Copy all the material that follows, keeping every character the same.

---------- Supplied material

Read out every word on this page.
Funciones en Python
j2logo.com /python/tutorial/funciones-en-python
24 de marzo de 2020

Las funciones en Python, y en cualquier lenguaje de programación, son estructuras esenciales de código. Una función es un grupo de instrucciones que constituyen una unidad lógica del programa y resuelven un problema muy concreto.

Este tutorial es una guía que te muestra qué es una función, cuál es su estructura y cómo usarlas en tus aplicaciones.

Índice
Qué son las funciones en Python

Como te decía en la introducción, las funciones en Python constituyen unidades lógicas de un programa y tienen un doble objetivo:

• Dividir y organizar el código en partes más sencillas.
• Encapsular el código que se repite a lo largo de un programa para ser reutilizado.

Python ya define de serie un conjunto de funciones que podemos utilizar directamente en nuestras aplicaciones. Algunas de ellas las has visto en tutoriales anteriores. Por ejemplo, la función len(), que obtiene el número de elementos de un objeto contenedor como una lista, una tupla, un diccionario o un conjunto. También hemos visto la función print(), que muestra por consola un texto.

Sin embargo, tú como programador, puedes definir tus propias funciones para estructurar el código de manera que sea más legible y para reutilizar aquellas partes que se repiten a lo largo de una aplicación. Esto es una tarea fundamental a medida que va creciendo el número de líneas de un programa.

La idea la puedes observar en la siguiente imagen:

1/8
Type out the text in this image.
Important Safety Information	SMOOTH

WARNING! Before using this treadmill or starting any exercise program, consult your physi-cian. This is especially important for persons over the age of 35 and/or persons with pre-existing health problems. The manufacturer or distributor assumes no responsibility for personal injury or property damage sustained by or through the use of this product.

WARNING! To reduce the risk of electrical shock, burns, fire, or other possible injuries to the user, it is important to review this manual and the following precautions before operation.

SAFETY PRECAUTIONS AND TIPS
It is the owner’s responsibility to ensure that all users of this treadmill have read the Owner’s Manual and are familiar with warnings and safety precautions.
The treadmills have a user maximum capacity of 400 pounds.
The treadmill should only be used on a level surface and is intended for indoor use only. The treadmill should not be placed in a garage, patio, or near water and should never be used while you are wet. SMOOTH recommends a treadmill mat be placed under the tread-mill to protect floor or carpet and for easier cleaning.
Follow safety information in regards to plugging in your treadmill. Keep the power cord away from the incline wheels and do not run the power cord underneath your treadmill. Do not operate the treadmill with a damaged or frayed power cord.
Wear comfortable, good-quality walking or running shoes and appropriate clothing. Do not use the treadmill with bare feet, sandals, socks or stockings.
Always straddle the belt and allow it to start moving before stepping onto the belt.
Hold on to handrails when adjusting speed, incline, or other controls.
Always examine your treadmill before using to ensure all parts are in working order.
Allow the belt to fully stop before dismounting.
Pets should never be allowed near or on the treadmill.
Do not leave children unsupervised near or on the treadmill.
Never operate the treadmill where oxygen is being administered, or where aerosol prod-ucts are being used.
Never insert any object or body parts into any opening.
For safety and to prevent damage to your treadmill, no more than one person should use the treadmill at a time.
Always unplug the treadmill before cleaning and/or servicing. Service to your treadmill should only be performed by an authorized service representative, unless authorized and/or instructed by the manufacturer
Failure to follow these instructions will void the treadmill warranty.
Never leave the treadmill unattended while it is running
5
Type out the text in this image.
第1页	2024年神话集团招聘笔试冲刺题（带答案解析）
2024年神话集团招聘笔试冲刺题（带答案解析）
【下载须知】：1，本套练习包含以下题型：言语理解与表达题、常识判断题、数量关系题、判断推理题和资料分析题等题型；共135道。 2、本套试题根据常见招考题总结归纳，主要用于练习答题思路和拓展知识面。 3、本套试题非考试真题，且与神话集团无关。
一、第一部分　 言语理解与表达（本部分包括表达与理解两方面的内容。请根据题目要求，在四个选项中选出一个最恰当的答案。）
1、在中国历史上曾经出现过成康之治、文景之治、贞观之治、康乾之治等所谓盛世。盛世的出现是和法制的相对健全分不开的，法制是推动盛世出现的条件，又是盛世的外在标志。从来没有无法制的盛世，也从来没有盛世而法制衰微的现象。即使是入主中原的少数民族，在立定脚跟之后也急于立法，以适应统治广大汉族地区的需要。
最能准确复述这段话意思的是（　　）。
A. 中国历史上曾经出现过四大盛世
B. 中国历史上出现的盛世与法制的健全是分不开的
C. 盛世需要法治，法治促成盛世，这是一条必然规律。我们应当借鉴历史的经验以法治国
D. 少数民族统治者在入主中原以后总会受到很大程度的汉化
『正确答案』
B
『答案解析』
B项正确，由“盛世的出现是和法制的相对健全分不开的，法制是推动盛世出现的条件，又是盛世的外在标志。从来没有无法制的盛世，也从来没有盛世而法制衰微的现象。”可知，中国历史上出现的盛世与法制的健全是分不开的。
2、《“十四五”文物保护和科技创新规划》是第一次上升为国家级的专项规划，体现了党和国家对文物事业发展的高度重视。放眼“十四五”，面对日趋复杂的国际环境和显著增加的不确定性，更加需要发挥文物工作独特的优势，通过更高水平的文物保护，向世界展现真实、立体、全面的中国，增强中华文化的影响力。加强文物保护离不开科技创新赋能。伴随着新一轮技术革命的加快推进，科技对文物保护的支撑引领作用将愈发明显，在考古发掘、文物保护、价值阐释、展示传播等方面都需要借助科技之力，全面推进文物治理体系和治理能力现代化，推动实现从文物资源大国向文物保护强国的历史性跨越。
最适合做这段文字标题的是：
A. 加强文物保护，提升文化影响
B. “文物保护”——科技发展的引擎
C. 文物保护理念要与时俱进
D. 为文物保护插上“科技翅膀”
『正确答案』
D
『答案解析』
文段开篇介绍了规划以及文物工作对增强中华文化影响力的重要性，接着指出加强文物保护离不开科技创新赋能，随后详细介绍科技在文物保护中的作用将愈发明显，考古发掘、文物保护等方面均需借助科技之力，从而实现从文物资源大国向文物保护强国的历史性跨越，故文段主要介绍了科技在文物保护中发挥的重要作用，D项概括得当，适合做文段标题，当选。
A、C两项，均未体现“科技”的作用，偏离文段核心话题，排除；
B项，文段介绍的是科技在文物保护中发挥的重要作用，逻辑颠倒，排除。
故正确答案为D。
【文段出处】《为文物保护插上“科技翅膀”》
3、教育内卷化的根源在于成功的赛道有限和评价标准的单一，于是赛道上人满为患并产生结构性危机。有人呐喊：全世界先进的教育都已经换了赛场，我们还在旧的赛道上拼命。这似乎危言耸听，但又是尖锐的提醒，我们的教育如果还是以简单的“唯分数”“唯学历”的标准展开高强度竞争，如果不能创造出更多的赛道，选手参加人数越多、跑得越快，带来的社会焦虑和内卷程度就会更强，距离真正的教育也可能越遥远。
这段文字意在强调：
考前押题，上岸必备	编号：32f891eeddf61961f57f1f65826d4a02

--------------------

--- Complete answer ---
Read out every word on this page.
Funciones en Python
j2logo.com /python/tutorial/funciones-en-python
24 de marzo de 2020

Las funciones en Python, y en cualquier lenguaje de programación, son estructuras esenciales de código. Una función es un grupo de instrucciones que constituyen una unidad lógica del programa y resuelven un problema muy concreto.

Este tutorial es una guía que te muestra qué es una función, cuál es su estructura y cómo usarlas en tus aplicaciones.

Índice
Qué son las funciones en Python

Como te decía en la introducción, las funciones en Python constituyen unidades lógicas de un programa y tienen un doble objetivo:

• Dividir y organizar el código en partes más sencillas.
• Encapsular el código que se repite a lo largo de un programa para ser reutilizado.

Python ya define de serie un conjunto de funciones que podemos utilizar directamente en nuestras aplicaciones. Algunas de ellas las has visto en tutoriales anteriores. Por ejemplo, la función len(), que obtiene el número de elementos de un objeto contenedor como una lista, una tupla, un diccionario o un conjunto. También hemos visto la función print(), que muestra por consola un texto.

Sin embargo, tú como programador, puedes definir tus propias funciones para estructurar el código de manera que sea más legible y para reutilizar aquellas partes que se repiten a lo largo de una aplicación. Esto es una tarea fundamental a medida que va creciendo el número de líneas de un programa.

La idea la puedes observar en la siguiente imagen:

1/8
Type out the text in this image.
Important Safety Information	SMOOTH

WARNING! Before using this treadmill or starting any exercise program, consult your physi-cian. This is especially important for persons over the age of 35 and/or persons with pre-existing health problems. The manufacturer or distributor assumes no responsibility for personal injury or property damage sustained by or through the use of this product.

WARNING! To reduce the risk of electrical shock, burns, fire, or other possible injuries to the user, it is important to review this manual and the following precautions before operation.

SAFETY PRECAUTIONS AND TIPS
It is the owner’s responsibility to ensure that all users of this treadmill have read the Owner’s Manual and are familiar with warnings and safety precautions.
The treadmills have a user maximum capacity of 400 pounds.
The treadmill should only be used on a level surface and is intended for indoor use only. The treadmill should not be placed in a garage, patio, or near water and should never be used while you are wet. SMOOTH recommends a treadmill mat be placed under the tread-mill to protect floor or carpet and for easier cleaning.
Follow safety information in regards to plugging in your treadmill. Keep the power cord away from the incline wheels and do not run the power cord underneath your treadmill. Do not operate the treadmill with a damaged or frayed power cord.
Wear comfortable, good-quality walking or running shoes and appropriate clothing. Do not use the treadmill with bare feet, sandals, socks or stockings.
Always straddle the belt and allow it to start moving before stepping onto the belt.
Hold on to handrails when adjusting speed, incline, or other controls.
Always examine your treadmill before using to ensure all parts are in working order.
Allow the belt to fully stop before dismounting.
Pets should never be allowed near or on the treadmill.
Do not leave children unsupervised near or on the treadmill.
Never operate the treadmill where oxygen is being administered, or where aerosol prod-ucts are being used.
Never insert any object or body parts into any opening.
For safety and to prevent damage to your treadmill, no more than one person should use the treadmill at a time.
Always unplug the treadmill before cleaning and/or servicing. Service to your treadmill should only be performed by an authorized service representative, unless authorized and/or instructed by the manufacturer
Failure to follow these instructions will void the treadmill warranty.
Never leave the treadmill unattended while it is running
5
Type out the text in this image.
第1页	2024年神话集团招聘笔试冲刺题（带答案解析）
2024年神话集团招聘笔试冲刺题（带答案解析）
【下载须知】：1，本套练习包含以下题型：言语理解与表达题、常识判断题、数量关系题、判断推理题和资料分析题等题型；共135道。 2、本套试题根据常见招考题总结归纳，主要用于练习答题思路和拓展知识面。 3、本套试题非考试真题，且与神话集团无关。
一、第一部分　 言语理解与表达（本部分包括表达与理解两方面的内容。请根据题目要求，在四个选项中选出一个最恰当的答案。）
1、在中国历史上曾经出现过成康之治、文景之治、贞观之治、康乾之治等所谓盛世。盛世的出现是和法制的相对健全分不开的，法制是推动盛世出现的条件，又是盛世的外在标志。从来没有无法制的盛世，也从来没有盛世而法制衰微的现象。即使是入主中原的少数民族，在立定脚跟之后也急于立法，以适应统治广大汉族地区的需要。
最能准确复述这段话意思的是（　　）。
A. 中国历史上曾经出现过四大盛世
B. 中国历史上出现的盛世与法制的健全是分不开的
C. 盛世需要法治，法治促成盛世，这是一条必然规律。我们应当借鉴历史的经验以法治国
D. 少数民族统治者在入主中原以后总会受到很大程度的汉化
『正确答案』
B
『答案解析』
B项正确，由“盛世的出现是和法制的相对健全分不开的，法制是推动盛世出现的条件，又是盛世的外在标志。从来没有无法制的盛世，也从来没有盛世而法制衰微的现象。”可知，中国历史上出现的盛世与法制的健全是分不开的。
2、《“十四五”文物保护和科技创新规划》是第一次上升为国家级的专项规划，体现了党和国家对文物事业发展的高度重视。放眼“十四五”，面对日趋复杂的国际环境和显著增加的不确定性，更加需要发挥文物工作独特的优势，通过更高水平的文物保护，向世界展现真实、立体、全面的中国，增强中华文化的影响力。加强文物保护离不开科技创新赋能。伴随着新一轮技术革命的加快推进，科技对文物保护的支撑引领作用将愈发明显，在考古发掘、文物保护、价值阐释、展示传播等方面都需要借助科技之力，全面推进文物治理体系和治理能力现代化，推动实现从文物资源大国向文物保护强国的历史性跨越。
最适合做这段文字标题的是：
A. 加强文物保护，提升文化影响
B. “文物保护”——科技发展的引擎
C. 文物保护理念要与时俱进
D. 为文物保护插上“科技翅膀”
『正确答案』
D
『答案解析』
文段开篇介绍了规划以及文物工作对增强中华文化影响力的重要性，接着指出加强文物保护离不开科技创新赋能，随后详细介绍科技在文物保护中的作用将愈发明显，考古发掘、文物保护等方面均需借助科技之力，从而实现从文物资源大国向文物保护强国的历史性跨越，故文段主要介绍了科技在文物保护中发挥的重要作用，D项概括得当，适合做文段标题，当选。
A、C两项，均未体现“科技”的作用，偏离文段核心话题，排除；
B项，文段介绍的是科技在文物保护中发挥的重要作用，逻辑颠倒，排除。
故正确答案为D。
【文段出处】《为文物保护插上“科技翅膀”》
3、教育内卷化的根源在于成功的赛道有限和评价标准的单一，于是赛道上人满为患并产生结构性危机。有人呐喊：全世界先进的教育都已经换了赛场，我们还在旧的赛道上拼命。这似乎危言耸听，但又是尖锐的提醒，我们的教育如果还是以简单的“唯分数”“唯学历”的标准展开高强度竞争，如果不能创造出更多的赛道，选手参加人数越多、跑得越快，带来的社会焦虑和内卷程度就会更强，距离真正的教育也可能越遥远。
这段文字意在强调：
考前押题，上岸必备	编号：32f891eeddf61961f57f1f65826d4a02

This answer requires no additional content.